*Exercise brief*.
For the material that follows, list every line containing the word "размеров".

*Exercise materials*.
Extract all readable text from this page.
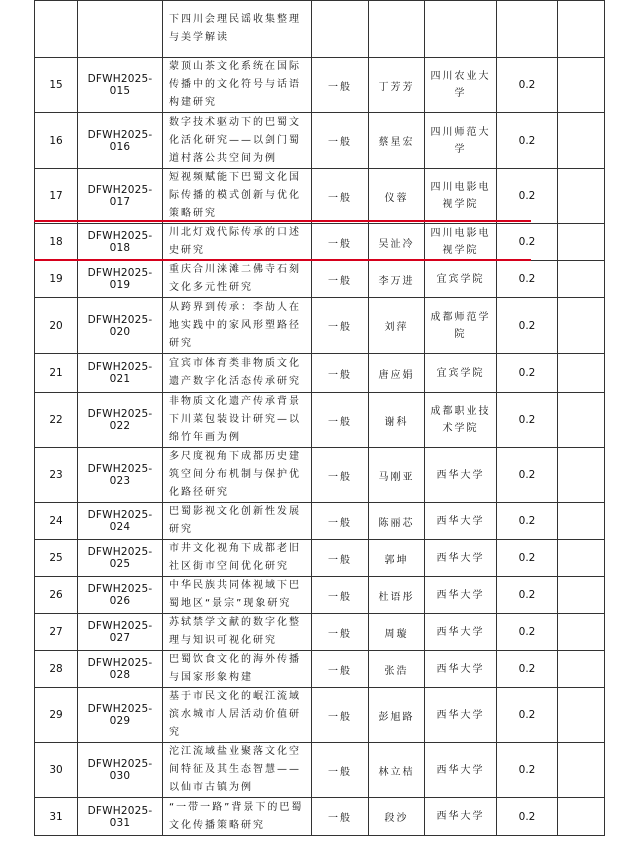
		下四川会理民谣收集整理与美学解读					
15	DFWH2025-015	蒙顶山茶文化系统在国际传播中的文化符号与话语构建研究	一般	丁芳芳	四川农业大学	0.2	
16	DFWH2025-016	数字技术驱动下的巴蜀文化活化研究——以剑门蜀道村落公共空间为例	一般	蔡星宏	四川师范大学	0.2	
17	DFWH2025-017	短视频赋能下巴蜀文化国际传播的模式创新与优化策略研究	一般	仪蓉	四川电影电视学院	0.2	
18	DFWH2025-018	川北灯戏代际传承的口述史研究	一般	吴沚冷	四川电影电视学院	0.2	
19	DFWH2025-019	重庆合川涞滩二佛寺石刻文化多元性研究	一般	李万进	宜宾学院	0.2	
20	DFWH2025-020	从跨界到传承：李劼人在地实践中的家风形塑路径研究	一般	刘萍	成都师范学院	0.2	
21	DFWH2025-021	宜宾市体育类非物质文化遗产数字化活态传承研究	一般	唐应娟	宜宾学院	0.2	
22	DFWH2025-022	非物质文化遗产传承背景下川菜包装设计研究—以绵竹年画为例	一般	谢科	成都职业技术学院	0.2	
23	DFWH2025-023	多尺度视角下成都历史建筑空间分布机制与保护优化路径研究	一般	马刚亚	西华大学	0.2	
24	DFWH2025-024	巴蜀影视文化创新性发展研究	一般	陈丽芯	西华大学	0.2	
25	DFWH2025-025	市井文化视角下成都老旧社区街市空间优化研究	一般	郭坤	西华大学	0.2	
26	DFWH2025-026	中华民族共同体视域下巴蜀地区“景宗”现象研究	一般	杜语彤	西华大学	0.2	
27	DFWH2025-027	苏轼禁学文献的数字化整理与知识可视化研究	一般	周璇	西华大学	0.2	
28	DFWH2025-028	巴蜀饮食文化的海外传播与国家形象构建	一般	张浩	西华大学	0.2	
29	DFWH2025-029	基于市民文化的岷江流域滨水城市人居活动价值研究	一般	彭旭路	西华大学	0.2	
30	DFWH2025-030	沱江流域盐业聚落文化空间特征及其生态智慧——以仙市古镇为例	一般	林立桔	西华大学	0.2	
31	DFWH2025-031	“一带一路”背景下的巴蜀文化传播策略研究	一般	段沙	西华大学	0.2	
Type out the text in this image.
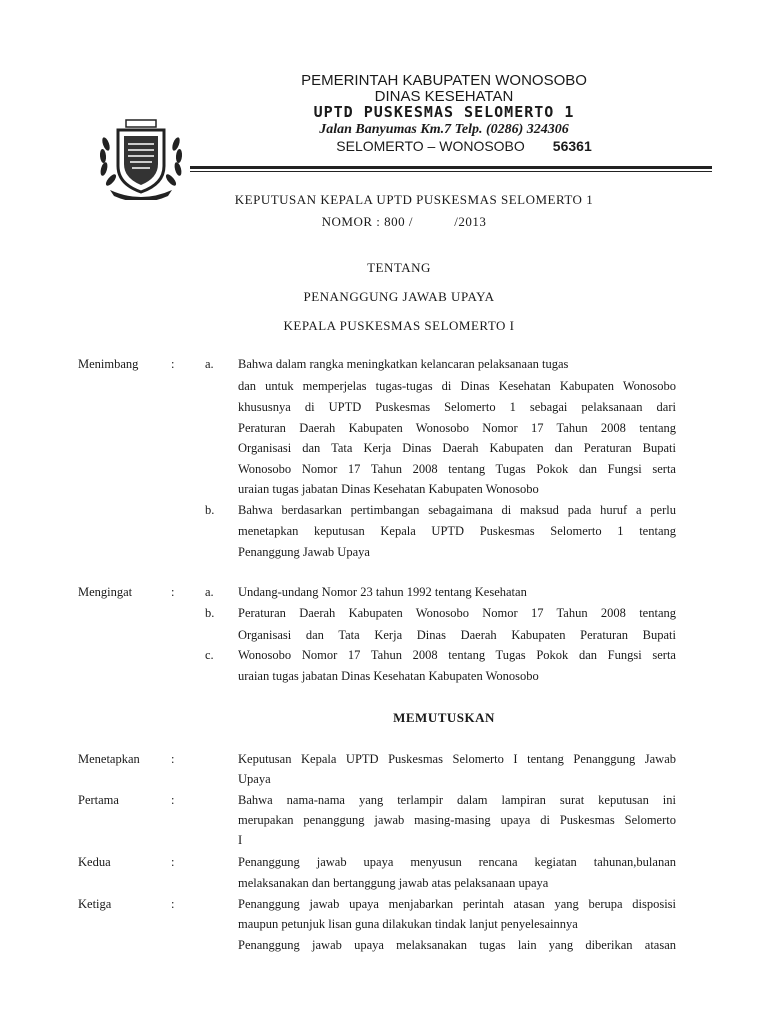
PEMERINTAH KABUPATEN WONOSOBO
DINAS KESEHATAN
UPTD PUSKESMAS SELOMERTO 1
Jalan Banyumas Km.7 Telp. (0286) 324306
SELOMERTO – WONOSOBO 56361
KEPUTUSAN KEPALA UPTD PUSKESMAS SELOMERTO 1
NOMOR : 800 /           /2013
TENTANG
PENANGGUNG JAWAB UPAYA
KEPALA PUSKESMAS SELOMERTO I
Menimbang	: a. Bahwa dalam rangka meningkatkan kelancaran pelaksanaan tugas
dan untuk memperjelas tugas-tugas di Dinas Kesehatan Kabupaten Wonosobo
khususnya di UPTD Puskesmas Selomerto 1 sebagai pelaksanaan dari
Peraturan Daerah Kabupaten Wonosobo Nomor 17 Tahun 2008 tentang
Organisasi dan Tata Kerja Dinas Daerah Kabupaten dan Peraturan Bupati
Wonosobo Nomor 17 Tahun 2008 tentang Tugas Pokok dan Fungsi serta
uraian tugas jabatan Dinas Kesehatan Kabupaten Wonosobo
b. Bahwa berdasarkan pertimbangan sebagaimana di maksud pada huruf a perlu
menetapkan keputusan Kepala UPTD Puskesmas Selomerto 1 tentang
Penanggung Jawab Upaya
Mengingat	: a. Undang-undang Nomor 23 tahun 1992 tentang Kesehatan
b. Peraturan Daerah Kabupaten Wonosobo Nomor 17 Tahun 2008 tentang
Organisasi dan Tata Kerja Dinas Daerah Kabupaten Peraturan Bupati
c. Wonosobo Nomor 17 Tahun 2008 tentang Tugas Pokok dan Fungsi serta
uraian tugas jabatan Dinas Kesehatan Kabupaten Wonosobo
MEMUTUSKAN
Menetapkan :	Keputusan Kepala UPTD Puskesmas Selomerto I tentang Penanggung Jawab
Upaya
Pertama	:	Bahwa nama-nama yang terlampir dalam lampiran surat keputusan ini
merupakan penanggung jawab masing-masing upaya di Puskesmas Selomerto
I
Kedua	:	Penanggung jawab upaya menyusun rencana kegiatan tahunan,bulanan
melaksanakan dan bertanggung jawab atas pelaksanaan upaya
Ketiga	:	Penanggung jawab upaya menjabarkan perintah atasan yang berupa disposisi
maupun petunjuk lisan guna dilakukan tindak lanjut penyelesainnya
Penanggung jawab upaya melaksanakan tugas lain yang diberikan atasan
...
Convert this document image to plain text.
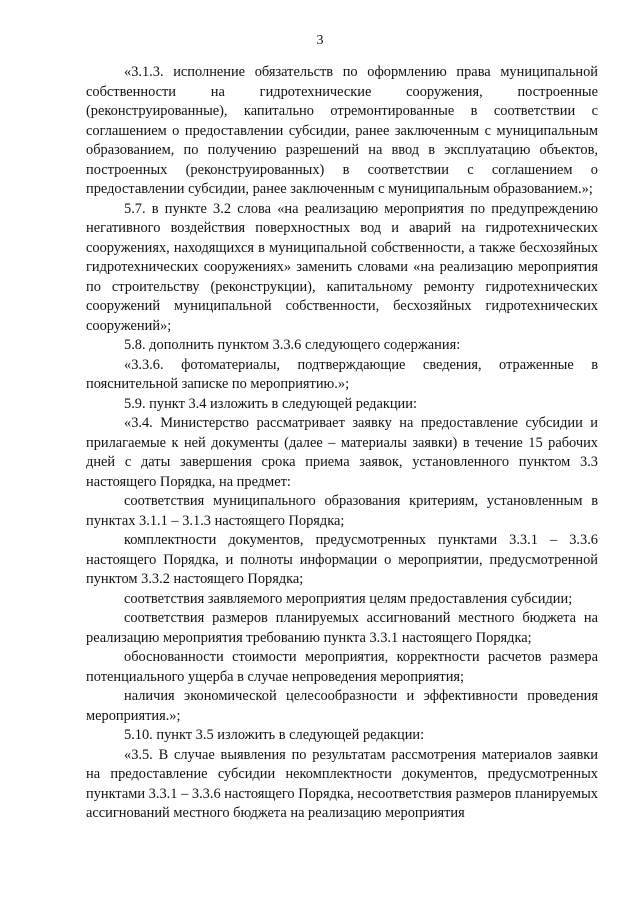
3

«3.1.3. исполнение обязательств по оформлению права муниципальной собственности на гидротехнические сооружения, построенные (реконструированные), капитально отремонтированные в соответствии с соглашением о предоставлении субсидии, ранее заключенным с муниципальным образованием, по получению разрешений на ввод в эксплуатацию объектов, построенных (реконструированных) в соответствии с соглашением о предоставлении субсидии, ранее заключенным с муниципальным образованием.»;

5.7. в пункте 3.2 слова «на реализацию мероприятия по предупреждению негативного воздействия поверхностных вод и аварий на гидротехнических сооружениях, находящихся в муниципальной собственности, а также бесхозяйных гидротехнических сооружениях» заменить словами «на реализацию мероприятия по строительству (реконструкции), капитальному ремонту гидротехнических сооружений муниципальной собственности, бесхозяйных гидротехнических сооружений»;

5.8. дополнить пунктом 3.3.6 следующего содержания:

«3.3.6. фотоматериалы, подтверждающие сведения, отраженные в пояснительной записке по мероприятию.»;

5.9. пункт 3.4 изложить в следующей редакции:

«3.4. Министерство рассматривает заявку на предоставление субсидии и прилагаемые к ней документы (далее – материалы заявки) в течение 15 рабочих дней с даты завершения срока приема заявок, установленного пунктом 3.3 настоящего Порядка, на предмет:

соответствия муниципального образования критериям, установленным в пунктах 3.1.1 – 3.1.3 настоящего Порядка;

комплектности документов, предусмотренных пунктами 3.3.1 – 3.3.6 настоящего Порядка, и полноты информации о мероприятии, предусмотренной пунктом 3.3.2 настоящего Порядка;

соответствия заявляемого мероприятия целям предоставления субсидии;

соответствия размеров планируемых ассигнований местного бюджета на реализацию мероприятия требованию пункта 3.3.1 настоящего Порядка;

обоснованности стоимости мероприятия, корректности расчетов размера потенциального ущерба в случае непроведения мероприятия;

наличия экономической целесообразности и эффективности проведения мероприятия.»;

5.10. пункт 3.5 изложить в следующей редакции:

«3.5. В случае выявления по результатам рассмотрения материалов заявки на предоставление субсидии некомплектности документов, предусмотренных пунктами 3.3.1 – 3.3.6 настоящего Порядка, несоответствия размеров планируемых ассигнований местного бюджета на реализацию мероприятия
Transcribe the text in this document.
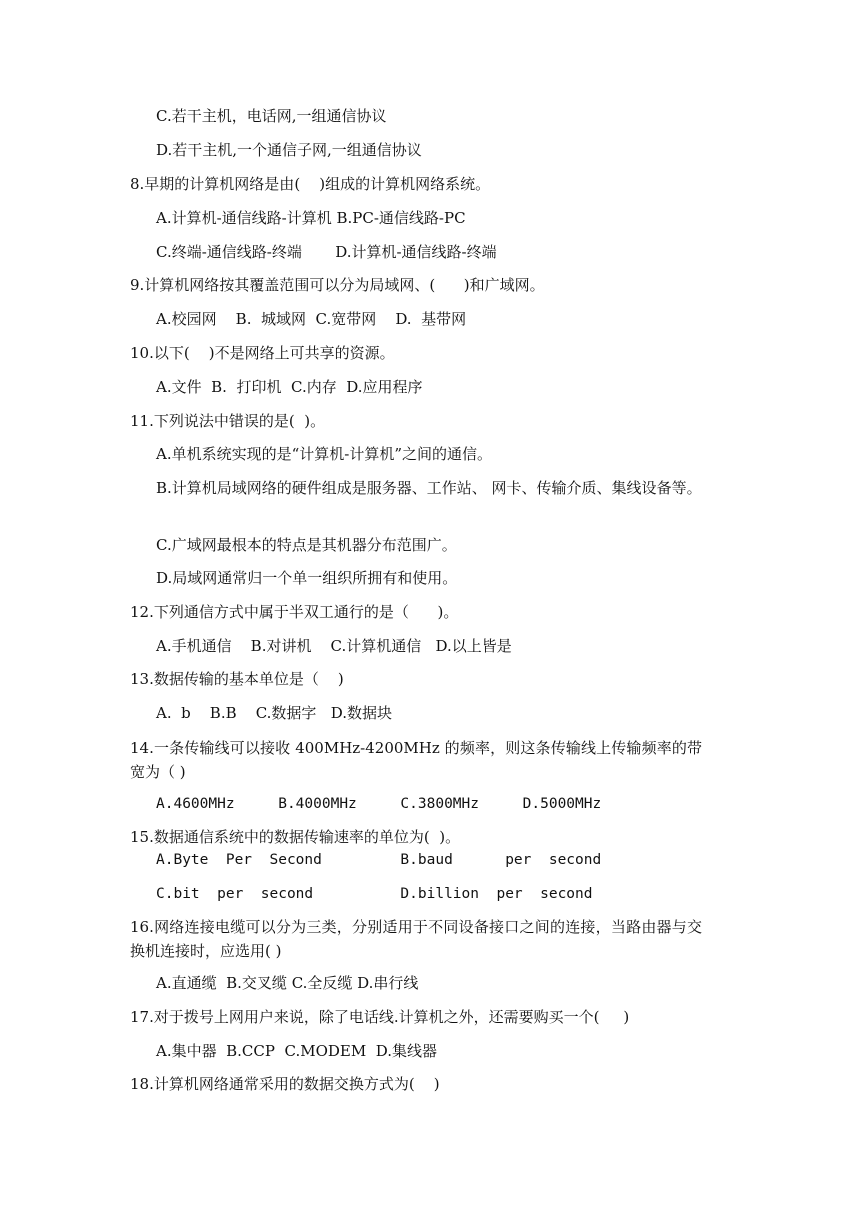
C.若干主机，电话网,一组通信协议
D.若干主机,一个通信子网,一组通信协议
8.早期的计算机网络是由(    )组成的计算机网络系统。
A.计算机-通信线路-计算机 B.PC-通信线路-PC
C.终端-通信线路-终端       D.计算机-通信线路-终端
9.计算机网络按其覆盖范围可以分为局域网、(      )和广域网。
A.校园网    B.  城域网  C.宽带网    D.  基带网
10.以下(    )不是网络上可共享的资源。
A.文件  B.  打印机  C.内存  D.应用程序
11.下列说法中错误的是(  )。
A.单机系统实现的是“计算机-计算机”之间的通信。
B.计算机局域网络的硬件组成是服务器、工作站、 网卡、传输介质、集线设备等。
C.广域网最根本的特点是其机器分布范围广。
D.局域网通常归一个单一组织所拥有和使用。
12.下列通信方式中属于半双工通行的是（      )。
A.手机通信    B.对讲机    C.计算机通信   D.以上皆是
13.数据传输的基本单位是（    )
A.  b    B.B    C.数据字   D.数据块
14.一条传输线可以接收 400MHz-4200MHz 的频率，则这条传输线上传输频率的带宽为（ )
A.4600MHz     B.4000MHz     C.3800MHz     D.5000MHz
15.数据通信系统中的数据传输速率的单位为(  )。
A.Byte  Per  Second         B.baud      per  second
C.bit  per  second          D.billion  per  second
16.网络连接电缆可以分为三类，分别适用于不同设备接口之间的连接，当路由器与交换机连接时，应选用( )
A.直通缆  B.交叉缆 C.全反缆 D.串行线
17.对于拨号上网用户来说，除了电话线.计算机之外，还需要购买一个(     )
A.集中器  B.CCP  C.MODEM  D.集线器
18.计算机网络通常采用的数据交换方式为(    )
--
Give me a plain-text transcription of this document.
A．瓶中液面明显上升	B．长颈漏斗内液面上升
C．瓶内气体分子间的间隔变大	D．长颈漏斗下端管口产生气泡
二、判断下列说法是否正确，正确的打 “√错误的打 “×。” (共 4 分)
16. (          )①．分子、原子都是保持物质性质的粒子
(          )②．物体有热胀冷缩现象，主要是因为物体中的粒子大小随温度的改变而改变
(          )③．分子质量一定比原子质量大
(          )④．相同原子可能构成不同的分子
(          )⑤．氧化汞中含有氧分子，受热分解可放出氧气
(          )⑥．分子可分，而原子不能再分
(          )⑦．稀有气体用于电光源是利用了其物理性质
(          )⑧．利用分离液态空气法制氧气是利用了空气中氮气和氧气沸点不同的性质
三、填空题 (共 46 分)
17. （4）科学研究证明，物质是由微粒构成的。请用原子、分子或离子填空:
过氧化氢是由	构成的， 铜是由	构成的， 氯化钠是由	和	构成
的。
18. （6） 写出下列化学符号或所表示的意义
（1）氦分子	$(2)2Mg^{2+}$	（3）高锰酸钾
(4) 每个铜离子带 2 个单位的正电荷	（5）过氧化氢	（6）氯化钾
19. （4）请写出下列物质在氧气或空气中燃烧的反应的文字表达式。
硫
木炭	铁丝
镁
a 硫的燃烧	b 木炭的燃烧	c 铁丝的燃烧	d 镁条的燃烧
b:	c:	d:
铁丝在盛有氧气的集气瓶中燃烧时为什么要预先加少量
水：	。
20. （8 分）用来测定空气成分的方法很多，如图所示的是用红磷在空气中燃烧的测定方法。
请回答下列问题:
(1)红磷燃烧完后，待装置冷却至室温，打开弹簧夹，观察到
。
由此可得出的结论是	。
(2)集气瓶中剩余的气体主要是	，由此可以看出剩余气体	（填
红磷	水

*Correct response*.
соответствия размеров планируемых ассигнований местного бюджета на реализацию мероприятия требованию пункта 3.3.1 настоящего Порядка;
«3.5. В случае выявления по результатам рассмотрения материалов заявки на предоставление субсидии некомплектности документов, предусмотренных пунктами 3.3.1 – 3.3.6 настоящего Порядка, несоответствия размеров планируемых ассигнований местного бюджета на реализацию мероприятия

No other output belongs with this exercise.